→ Set task: Rewrite the lines of the entries below, from the line with "y-axis-label: Frequency (MHZ) [64,372,90,588]" to the line with "x-axis-label: Start Time", as a JSON list of strings with one string per line and no blank lines.

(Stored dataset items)
◇ ◇ ◇ ◇

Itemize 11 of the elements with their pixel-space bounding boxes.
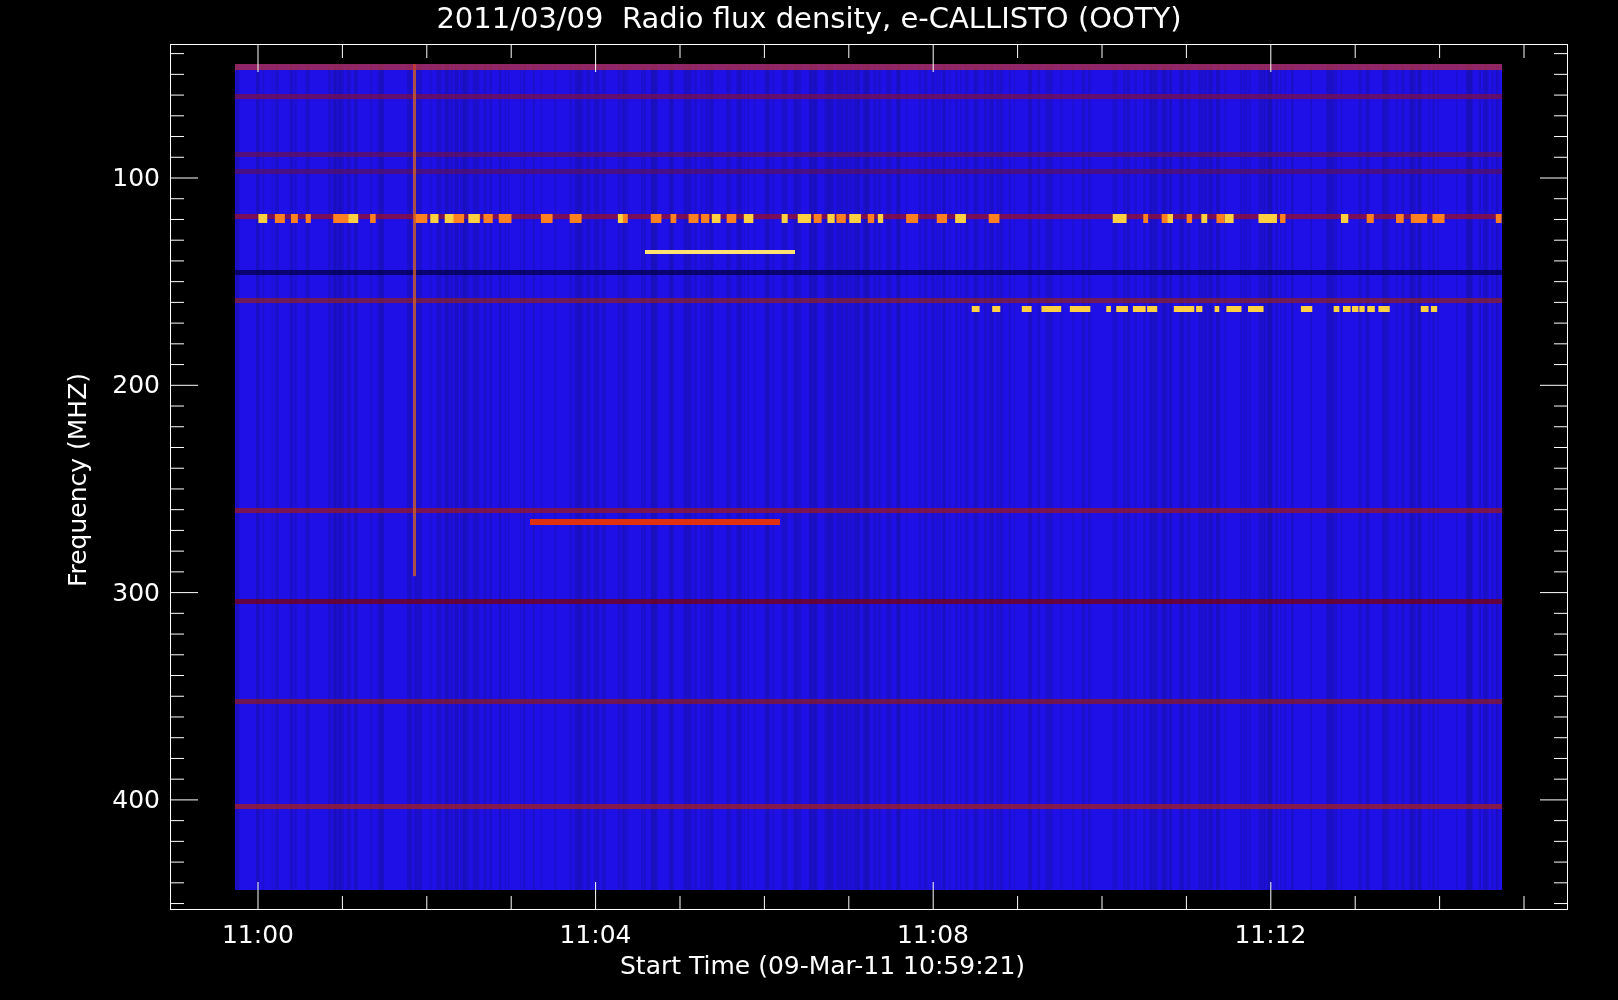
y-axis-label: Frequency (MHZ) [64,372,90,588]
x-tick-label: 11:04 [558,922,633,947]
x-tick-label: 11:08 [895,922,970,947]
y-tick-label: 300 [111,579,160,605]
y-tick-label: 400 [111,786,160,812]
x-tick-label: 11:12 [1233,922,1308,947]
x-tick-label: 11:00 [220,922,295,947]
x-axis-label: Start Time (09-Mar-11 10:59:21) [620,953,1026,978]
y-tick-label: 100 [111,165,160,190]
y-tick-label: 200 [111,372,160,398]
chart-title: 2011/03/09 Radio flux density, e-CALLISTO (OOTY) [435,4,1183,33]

◇ ◇ ◇ ◇

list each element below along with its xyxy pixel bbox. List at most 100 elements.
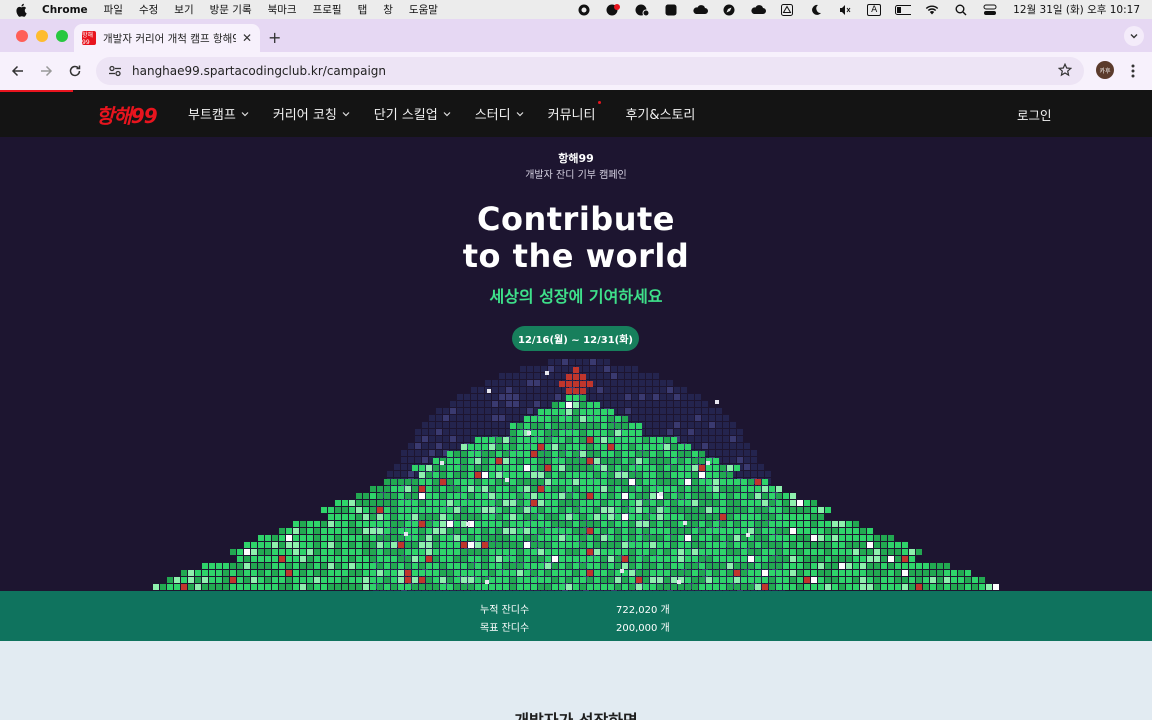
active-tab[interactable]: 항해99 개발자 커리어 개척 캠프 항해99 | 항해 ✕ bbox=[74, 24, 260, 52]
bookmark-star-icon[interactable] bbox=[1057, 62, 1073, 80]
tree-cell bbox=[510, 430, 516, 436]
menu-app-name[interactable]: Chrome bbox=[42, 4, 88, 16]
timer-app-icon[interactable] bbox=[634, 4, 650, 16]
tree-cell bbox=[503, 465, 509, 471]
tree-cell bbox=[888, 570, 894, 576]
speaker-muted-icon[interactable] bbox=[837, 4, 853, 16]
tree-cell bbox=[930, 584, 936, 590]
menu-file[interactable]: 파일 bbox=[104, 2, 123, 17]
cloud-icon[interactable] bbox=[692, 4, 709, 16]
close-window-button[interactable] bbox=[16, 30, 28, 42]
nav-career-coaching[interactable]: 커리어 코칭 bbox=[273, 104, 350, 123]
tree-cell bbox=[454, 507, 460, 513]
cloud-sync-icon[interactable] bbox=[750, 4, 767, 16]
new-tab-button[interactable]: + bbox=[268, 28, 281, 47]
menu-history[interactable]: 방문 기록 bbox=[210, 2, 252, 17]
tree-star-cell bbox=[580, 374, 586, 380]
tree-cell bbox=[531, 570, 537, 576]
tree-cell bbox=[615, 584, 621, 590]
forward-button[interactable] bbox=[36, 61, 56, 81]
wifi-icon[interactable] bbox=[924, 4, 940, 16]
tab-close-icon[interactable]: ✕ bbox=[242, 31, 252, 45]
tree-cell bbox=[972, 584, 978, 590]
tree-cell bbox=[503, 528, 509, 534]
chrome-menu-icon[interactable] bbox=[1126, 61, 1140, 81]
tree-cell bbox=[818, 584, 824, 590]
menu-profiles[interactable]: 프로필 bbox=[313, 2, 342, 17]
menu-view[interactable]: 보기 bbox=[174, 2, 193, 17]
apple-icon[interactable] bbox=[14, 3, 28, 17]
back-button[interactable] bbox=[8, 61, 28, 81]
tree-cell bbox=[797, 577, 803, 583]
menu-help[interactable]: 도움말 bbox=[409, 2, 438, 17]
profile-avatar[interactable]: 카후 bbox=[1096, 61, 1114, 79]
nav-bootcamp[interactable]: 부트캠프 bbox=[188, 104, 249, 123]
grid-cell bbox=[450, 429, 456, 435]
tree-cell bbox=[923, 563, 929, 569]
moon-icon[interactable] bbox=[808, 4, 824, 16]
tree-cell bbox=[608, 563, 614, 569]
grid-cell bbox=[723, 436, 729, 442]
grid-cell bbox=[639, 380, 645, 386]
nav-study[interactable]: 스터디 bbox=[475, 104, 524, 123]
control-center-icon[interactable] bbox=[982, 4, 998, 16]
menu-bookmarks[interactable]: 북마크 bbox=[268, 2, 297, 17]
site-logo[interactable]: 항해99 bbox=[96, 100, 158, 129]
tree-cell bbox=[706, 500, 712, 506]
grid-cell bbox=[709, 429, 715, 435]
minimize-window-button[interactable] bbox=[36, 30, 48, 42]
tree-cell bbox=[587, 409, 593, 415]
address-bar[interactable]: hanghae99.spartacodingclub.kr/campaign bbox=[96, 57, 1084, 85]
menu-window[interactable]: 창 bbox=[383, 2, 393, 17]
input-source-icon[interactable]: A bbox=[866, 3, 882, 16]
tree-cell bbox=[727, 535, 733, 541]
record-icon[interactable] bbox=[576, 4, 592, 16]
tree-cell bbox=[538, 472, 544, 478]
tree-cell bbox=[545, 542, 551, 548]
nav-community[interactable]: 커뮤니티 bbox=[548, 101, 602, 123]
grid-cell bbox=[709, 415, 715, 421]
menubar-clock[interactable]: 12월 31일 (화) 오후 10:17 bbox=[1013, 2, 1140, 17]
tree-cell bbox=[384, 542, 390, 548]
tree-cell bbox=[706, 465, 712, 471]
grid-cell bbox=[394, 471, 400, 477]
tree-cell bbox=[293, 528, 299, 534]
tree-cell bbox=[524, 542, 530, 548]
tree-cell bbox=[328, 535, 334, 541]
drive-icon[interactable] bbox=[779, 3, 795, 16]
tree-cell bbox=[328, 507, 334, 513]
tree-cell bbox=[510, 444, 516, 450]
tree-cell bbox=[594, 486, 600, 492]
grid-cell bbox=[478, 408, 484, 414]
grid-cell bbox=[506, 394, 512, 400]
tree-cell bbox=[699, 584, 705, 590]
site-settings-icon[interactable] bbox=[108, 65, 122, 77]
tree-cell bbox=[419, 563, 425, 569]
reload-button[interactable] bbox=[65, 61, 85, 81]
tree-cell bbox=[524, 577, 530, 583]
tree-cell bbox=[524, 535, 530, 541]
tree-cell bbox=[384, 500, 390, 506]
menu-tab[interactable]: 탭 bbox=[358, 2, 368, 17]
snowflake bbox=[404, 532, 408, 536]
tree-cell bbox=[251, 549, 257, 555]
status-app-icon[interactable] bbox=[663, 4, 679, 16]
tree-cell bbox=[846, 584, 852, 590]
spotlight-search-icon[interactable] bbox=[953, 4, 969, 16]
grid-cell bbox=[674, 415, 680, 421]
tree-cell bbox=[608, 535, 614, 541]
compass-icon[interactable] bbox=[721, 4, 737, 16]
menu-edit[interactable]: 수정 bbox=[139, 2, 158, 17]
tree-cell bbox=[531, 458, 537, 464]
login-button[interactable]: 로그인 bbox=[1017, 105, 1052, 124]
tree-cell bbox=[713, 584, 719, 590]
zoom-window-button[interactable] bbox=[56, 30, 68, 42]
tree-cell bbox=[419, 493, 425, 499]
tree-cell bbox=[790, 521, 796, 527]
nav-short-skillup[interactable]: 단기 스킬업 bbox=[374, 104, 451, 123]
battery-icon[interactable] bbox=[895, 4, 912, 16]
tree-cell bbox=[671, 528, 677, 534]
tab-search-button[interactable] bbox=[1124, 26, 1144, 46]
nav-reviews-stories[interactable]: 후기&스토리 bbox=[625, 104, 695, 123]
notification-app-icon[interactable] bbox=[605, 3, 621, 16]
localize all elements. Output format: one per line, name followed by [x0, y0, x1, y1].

◇ ◇ ◇ ◇

→ Correct result:
[
  "y-axis-label: Frequency (MHZ) [64,372,90,588]",
  "x-tick-label: 11:04 [558,922,633,947]",
  "x-tick-label: 11:08 [895,922,970,947]",
  "y-tick-label: 300 [111,579,160,605]",
  "y-tick-label: 400 [111,786,160,812]",
  "x-tick-label: 11:12 [1233,922,1308,947]",
  "x-tick-label: 11:00 [220,922,295,947]",
  "x-axis-label: Start Time (09-Mar-11 10:59:21) [620,953,1026,978]"
]